Pneumatici Fuori Uso: traffico illegale, i dati dell’Osservatorio

Pneumatici Fuori Uso: traffico illegale, i dati dell’Osservatorio

Presentati oggi i dati 2019 sul traffico illegale di Pneumatici Fuori Uso, evasione Iva pari a circa 80 milioni di euro.

Un’eccellenza minacciata dall’illegalità. La raccolta dei PFU in Italia è all’avanguardia in Europa, ma rischia di vedere compromessa tale reputazione dall’immissione non autorizzata di oltre 30mila tonnellate di pneumatici ogni anno e dalla piaga dell’abbandono nell’ambiente delle coperture a fine uso (costo per lo Stato di circa 80 milioni di euro derivante dall’evasione dell’Iva). Il rapporto è stato presentato oggi a Roma dall’Osservatorio sui flussi illegali di pneumatici e PFU in Italia e dalla piattaforma “CambioPulito”, alla presenza del Ministro dell’Ambiente Sergio Costa.

Intitolato “I Flussi illegali di pneumatici e PFU in Italia”, il rapporto spiega inoltre come ogni anno vengano recuperate da gommisti, autofficine e stazioni di servizio circa 380mila tonnellate di PFU. Il progetto CambioPulito è stato promosso dai Consorzi per la gestione degli Pneumatici Fuori Uso (PFU) Ecopneus, EcoTyre e Greentire e dalle associazioni di categoria Confartigianato, CNA, Airp, Federpneus e Assogomma.

Attraverso le segnalazioni raccolte, gestite dagli avvocati dei Centri di Azione Giuridica (CeAG) di Legambiente, i Carabinieri hanno verificato 136 aziende (il 35% sanzionato dopo i controlli), mentre l’Autorità Garante del Mercato e della Concorrenza ha provveduto alla segnalazione di 14 siti internet (5 italiani, 9 esteri).

= Compiti da svolgere =
1. Rispondi a queste domande sul brano relativo ai pneumatici fuori uso:
(a) Quante tonnellate di pneumatici vengono immesse ogni anno senza autorizzazione?
(b) Quante tonnellate di PFU vengono recuperate ogni anno da gommisti, autofficine e stazioni di servizio?
(c) Quante aziende hanno verificato i Carabinieri?
2. Trasforma in un elenco puntato il paragrafo del brano sui pneumatici fuori uso che inizia con "Intitolato “I Flussi illegali di pneumatici e PFU in Italia”", mantenendo i fatti principali.
3. Prosegui l'articolo sul traffico illegale di pneumatici fuori uso a partire dal punto in cui si interrompe.

= Materiale fornito =
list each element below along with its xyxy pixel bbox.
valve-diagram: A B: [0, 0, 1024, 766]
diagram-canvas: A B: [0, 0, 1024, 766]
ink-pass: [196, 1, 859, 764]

= Risposte attese =
1.
(a) Oltre 30mila tonnellate.
(b) Circa 380mila tonnellate.
(c) 136 aziende.

2.
- Il rapporto si intitola "I Flussi illegali di pneumatici e PFU in Italia".
- Ogni anno gommisti, autofficine e stazioni di servizio recuperano circa 380mila tonnellate di PFU.
- Il progetto CambioPulito è promosso dai Consorzi per la gestione dei PFU Ecopneus, EcoTyre e Greentire.
- Lo promuovono anche le associazioni di categoria Confartigianato, CNA, Airp, Federpneus e Assogomma.

3.
Sono solo alcuni degli interventi operati lo scorso anno, che hanno portato nel complesso a 361 segnalazioni di illeciti registrate, 301 società citate, 136 operatori denunciati, 8 esposti alle Forze dell’Ordine. Come ha spiegato Enrico Fontana, coordinatore dell’Osservatorio:

Dal 2011, grazie al decreto del Ministero dell’Ambiente che ha introdotto il nuovo sistema di raccolta e gestione dei PFU, fondato sul contributo ambientale e la responsabilità dei produttori, l’Italia si è lasciata definitivamente alle spalle una situazione fatta di abbandoni sistematici di PFU, con gravi rischi ambientali, testimoniati dai cosiddetti stock storici di questi rifiuti ormai svuotati.

Non solo: il nostro Paese può contare oggi, anche per questa filiera dell’economia circolare, su un sistema di eccellenza in Europa e non può permettersi che questo patrimonio, attraverso cui si generano risorse economiche e posti di lavoro nelle filiere dell’economia circolare, con importanti benefici ambientali, sia compromesso da chi opera nell’illegalità. Per questa ragione è importante che realtà diverse tra di loro, da Legambiente ai principali consorzi di gestione dei PFU fino alle associazioni di categoria, abbiamo deciso di condividere un impegno concreto a tutela della grande maggioranza di operatori onesti, che sono i primi a subire le conseguenze sul mercato di chi accumula profitti illegalmente.